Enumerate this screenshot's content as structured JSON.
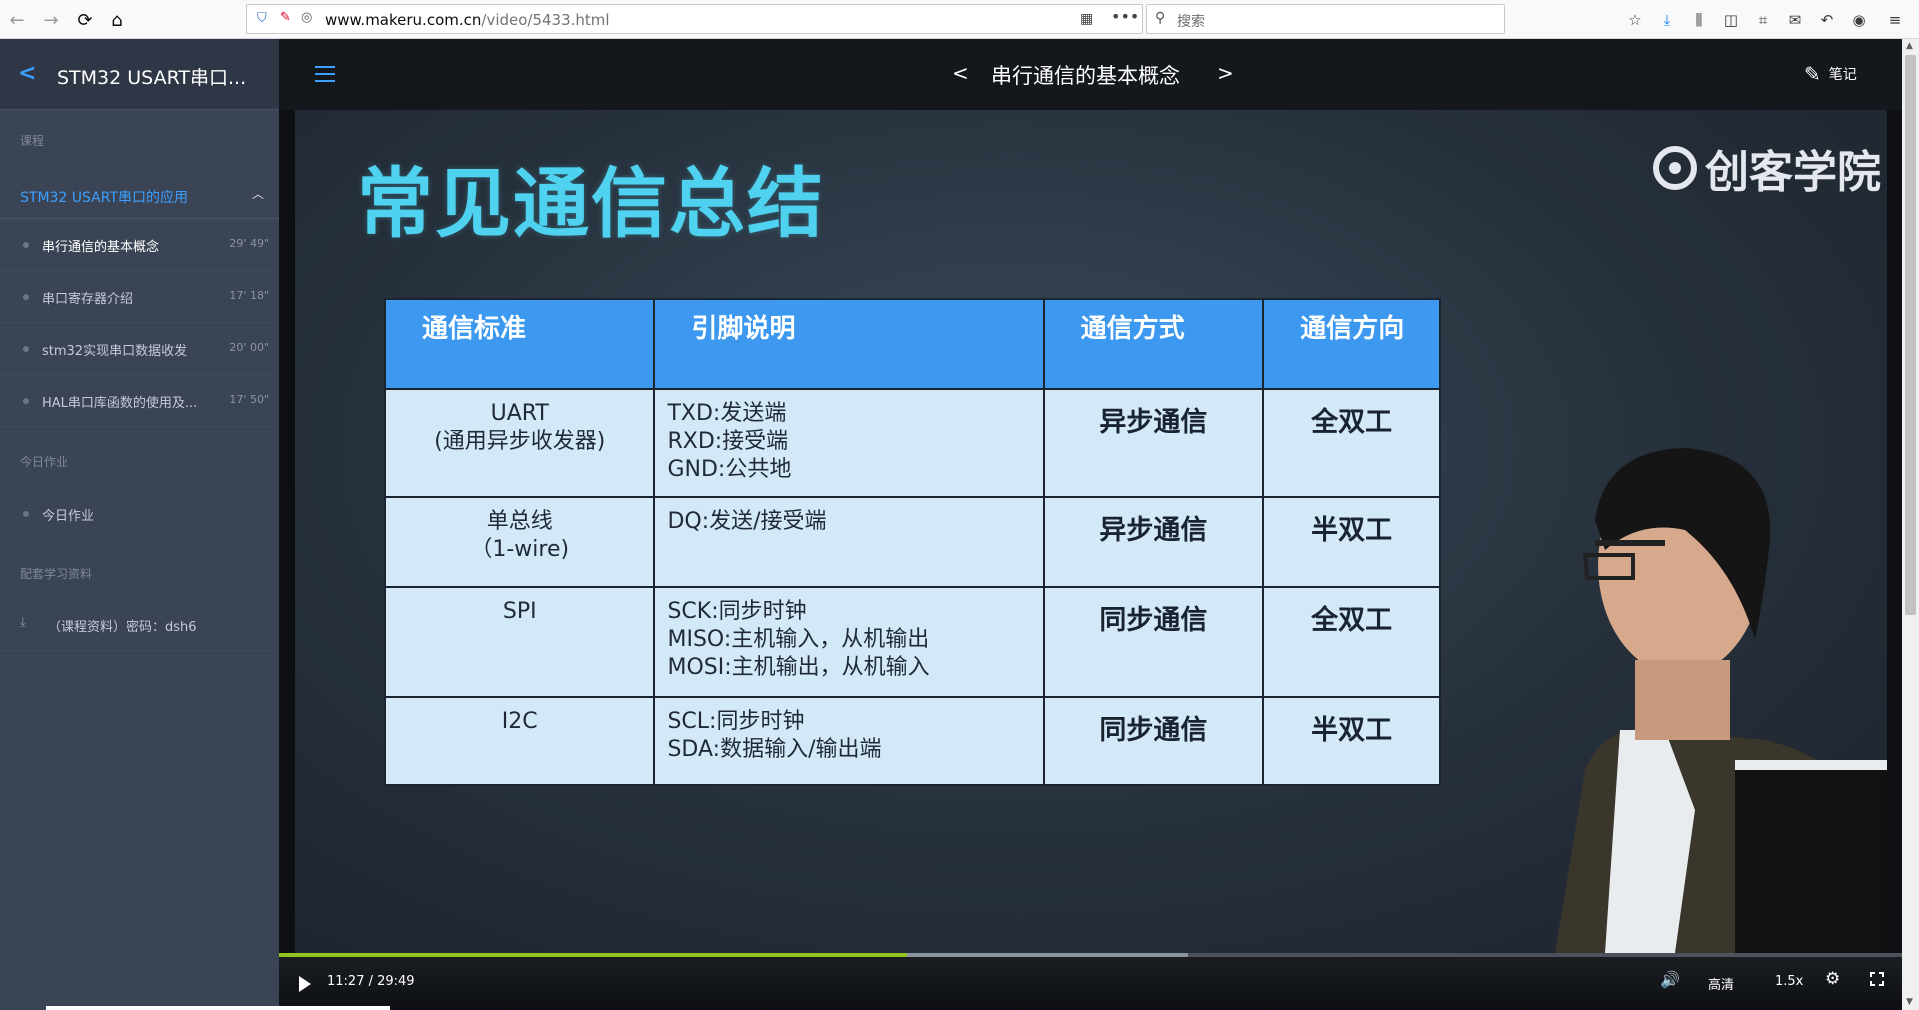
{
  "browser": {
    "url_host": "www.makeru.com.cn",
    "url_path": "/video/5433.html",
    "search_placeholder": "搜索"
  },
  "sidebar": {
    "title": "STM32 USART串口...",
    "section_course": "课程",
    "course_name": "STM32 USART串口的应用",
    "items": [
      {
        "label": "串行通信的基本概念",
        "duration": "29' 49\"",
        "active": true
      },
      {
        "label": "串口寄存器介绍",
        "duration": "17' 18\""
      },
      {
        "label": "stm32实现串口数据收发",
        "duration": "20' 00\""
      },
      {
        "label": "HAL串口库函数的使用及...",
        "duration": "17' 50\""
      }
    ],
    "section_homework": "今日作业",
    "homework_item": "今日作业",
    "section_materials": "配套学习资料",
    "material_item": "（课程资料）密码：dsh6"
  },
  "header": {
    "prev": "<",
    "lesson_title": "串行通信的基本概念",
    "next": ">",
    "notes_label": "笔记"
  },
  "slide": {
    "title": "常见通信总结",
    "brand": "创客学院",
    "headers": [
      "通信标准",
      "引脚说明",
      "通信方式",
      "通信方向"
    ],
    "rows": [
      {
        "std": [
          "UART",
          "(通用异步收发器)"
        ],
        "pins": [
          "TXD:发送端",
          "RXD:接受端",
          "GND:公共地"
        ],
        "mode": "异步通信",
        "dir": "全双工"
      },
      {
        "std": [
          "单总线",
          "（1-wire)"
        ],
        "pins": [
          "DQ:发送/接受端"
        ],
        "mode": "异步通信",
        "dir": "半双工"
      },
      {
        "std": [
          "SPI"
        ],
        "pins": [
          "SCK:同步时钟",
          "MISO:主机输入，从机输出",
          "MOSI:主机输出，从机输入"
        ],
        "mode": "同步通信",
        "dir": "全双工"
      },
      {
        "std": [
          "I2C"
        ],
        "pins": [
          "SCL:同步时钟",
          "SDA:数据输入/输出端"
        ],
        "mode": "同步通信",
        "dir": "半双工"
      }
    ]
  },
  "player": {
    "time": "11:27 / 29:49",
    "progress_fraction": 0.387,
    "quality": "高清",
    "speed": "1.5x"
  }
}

==

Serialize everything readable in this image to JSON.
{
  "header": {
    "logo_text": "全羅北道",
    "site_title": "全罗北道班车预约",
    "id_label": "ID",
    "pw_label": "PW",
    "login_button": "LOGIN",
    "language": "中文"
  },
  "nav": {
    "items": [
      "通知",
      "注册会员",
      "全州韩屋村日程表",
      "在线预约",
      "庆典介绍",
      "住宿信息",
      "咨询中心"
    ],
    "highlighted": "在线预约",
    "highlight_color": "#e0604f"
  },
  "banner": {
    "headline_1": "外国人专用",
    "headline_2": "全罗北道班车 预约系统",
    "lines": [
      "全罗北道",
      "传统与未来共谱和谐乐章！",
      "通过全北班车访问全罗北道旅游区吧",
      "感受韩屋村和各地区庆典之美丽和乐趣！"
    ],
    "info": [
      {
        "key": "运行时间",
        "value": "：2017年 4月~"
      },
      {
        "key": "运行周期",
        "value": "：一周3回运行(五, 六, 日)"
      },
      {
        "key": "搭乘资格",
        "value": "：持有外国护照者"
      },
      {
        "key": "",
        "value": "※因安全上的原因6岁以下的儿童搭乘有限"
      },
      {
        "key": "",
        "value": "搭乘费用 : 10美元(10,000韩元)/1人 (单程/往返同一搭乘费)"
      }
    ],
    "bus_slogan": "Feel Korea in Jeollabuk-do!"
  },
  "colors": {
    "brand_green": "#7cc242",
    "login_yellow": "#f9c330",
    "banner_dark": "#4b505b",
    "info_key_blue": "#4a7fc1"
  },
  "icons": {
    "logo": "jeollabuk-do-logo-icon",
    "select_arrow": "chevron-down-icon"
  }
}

---

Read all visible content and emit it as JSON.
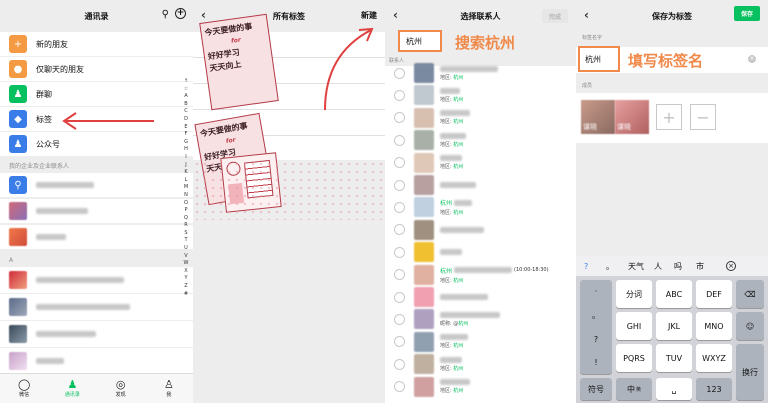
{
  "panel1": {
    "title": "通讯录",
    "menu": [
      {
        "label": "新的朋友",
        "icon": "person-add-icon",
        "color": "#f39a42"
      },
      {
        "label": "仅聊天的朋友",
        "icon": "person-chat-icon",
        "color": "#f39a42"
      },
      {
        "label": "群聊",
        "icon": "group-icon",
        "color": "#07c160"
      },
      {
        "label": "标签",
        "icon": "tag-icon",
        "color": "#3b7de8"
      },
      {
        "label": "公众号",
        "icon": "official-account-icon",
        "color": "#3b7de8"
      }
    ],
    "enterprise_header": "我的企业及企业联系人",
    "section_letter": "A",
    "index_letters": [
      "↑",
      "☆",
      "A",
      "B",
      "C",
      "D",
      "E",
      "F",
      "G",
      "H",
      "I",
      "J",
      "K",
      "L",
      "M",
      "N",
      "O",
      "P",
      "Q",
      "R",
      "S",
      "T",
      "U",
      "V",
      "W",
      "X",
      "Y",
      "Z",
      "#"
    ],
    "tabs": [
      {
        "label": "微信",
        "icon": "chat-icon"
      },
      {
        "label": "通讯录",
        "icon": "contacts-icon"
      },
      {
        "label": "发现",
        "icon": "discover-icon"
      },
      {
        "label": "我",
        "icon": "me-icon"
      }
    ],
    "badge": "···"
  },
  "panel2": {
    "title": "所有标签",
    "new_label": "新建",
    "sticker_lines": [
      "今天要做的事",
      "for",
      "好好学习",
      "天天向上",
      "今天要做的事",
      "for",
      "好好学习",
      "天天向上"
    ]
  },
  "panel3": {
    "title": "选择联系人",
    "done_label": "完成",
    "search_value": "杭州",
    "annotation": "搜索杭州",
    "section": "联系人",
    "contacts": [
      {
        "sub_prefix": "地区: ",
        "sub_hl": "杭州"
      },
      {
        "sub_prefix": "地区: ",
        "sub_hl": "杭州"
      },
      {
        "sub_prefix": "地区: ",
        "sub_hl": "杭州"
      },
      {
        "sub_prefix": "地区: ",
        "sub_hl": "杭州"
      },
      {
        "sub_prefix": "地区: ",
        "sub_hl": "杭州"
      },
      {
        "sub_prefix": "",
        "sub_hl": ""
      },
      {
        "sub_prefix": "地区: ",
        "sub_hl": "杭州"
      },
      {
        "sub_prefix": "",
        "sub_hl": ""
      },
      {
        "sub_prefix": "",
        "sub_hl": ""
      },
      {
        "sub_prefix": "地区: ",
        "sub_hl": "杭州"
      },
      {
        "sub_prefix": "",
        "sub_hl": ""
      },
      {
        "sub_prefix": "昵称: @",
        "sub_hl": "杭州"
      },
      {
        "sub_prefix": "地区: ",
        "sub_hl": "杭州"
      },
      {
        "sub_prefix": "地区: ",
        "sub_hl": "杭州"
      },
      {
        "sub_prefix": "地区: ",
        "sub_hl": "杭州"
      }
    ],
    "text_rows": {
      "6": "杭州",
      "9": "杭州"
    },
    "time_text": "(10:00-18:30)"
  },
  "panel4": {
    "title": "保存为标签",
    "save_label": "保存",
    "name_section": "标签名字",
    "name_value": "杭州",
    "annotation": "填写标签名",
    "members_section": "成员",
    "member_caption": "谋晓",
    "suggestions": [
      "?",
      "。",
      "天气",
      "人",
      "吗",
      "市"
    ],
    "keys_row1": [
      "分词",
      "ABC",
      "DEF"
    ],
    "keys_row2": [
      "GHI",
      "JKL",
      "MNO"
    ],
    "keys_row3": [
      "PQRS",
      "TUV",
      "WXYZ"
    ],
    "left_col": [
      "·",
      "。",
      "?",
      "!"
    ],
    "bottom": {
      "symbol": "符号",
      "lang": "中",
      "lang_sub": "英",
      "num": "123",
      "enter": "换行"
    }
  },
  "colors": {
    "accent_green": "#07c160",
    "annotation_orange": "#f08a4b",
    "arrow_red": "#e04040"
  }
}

### To be done:
Pick out the lines that include the word "JSON" and write them out.

### Finished answer:
Enumerate this screenshot's content as structured JSON.
Serialize everything readable in this image to JSON.
Read all visible content and emit it as JSON.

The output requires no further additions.